*Challenge*:
Reproduce the data exactly.

BEGIN Input for this task

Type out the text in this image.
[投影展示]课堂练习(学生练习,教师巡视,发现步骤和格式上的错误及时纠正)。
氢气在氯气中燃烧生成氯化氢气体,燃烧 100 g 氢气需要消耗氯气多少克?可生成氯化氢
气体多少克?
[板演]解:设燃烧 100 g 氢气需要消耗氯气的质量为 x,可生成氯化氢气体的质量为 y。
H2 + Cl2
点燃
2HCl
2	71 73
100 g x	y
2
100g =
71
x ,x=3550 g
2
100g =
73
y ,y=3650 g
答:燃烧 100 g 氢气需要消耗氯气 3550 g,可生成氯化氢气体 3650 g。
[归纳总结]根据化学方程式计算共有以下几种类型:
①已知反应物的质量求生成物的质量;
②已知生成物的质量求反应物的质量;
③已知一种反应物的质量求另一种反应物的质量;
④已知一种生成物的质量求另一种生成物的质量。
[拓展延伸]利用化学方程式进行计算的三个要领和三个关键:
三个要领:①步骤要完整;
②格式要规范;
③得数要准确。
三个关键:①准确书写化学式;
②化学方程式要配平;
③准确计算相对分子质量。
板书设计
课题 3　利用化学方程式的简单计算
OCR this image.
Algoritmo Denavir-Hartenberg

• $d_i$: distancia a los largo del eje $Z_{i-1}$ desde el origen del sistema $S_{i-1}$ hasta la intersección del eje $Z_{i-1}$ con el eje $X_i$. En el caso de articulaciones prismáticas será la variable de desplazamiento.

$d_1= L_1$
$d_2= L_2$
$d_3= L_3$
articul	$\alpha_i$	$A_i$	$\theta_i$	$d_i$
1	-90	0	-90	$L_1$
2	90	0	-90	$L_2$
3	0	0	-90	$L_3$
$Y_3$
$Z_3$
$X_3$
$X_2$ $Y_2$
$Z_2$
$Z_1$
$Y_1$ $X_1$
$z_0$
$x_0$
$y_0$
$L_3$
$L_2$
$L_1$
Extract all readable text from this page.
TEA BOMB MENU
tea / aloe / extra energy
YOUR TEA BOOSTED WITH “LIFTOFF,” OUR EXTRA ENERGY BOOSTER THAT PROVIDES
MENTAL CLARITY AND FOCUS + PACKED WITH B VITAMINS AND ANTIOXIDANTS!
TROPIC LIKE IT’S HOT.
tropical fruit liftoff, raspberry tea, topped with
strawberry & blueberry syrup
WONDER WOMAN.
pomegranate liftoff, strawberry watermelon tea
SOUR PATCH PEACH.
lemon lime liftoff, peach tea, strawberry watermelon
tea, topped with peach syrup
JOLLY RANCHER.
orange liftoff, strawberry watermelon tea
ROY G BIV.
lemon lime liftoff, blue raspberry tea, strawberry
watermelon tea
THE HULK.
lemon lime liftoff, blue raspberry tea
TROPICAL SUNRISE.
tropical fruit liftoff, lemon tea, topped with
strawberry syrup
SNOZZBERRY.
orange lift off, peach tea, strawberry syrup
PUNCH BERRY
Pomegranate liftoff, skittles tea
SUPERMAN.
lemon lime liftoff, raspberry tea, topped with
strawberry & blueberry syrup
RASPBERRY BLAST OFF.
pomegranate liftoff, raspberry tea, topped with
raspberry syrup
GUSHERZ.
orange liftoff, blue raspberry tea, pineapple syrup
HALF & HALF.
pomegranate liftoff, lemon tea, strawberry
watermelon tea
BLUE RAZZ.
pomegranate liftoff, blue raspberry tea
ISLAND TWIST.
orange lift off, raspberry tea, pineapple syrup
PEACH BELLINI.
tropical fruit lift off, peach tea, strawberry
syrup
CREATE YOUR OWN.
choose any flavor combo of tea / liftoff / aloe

END Input for this task

*Task answer*:
Type out the text in this image.
[投影展示]课堂练习(学生练习,教师巡视,发现步骤和格式上的错误及时纠正)。
氢气在氯气中燃烧生成氯化氢气体,燃烧 100 g 氢气需要消耗氯气多少克?可生成氯化氢
气体多少克?
[板演]解:设燃烧 100 g 氢气需要消耗氯气的质量为 x,可生成氯化氢气体的质量为 y。
H2 + Cl2
点燃
2HCl
2	71 73
100 g x	y
2
100g =
71
x ,x=3550 g
2
100g =
73
y ,y=3650 g
答:燃烧 100 g 氢气需要消耗氯气 3550 g,可生成氯化氢气体 3650 g。
[归纳总结]根据化学方程式计算共有以下几种类型:
①已知反应物的质量求生成物的质量;
②已知生成物的质量求反应物的质量;
③已知一种反应物的质量求另一种反应物的质量;
④已知一种生成物的质量求另一种生成物的质量。
[拓展延伸]利用化学方程式进行计算的三个要领和三个关键:
三个要领:①步骤要完整;
②格式要规范;
③得数要准确。
三个关键:①准确书写化学式;
②化学方程式要配平;
③准确计算相对分子质量。
板书设计
课题 3　利用化学方程式的简单计算
OCR this image.
Algoritmo Denavir-Hartenberg

• $d_i$: distancia a los largo del eje $Z_{i-1}$ desde el origen del sistema $S_{i-1}$ hasta la intersección del eje $Z_{i-1}$ con el eje $X_i$. En el caso de articulaciones prismáticas será la variable de desplazamiento.

$d_1= L_1$
$d_2= L_2$
$d_3= L_3$
articul	$\alpha_i$	$A_i$	$\theta_i$	$d_i$
1	-90	0	-90	$L_1$
2	90	0	-90	$L_2$
3	0	0	-90	$L_3$
$Y_3$
$Z_3$
$X_3$
$X_2$ $Y_2$
$Z_2$
$Z_1$
$Y_1$ $X_1$
$z_0$
$x_0$
$y_0$
$L_3$
$L_2$
$L_1$
Extract all readable text from this page.
TEA BOMB MENU
tea / aloe / extra energy
YOUR TEA BOOSTED WITH “LIFTOFF,” OUR EXTRA ENERGY BOOSTER THAT PROVIDES
MENTAL CLARITY AND FOCUS + PACKED WITH B VITAMINS AND ANTIOXIDANTS!
TROPIC LIKE IT’S HOT.
tropical fruit liftoff, raspberry tea, topped with
strawberry & blueberry syrup
WONDER WOMAN.
pomegranate liftoff, strawberry watermelon tea
SOUR PATCH PEACH.
lemon lime liftoff, peach tea, strawberry watermelon
tea, topped with peach syrup
JOLLY RANCHER.
orange liftoff, strawberry watermelon tea
ROY G BIV.
lemon lime liftoff, blue raspberry tea, strawberry
watermelon tea
THE HULK.
lemon lime liftoff, blue raspberry tea
TROPICAL SUNRISE.
tropical fruit liftoff, lemon tea, topped with
strawberry syrup
SNOZZBERRY.
orange lift off, peach tea, strawberry syrup
PUNCH BERRY
Pomegranate liftoff, skittles tea
SUPERMAN.
lemon lime liftoff, raspberry tea, topped with
strawberry & blueberry syrup
RASPBERRY BLAST OFF.
pomegranate liftoff, raspberry tea, topped with
raspberry syrup
GUSHERZ.
orange liftoff, blue raspberry tea, pineapple syrup
HALF & HALF.
pomegranate liftoff, lemon tea, strawberry
watermelon tea
BLUE RAZZ.
pomegranate liftoff, blue raspberry tea
ISLAND TWIST.
orange lift off, raspberry tea, pineapple syrup
PEACH BELLINI.
tropical fruit lift off, peach tea, strawberry
syrup
CREATE YOUR OWN.
choose any flavor combo of tea / liftoff / aloe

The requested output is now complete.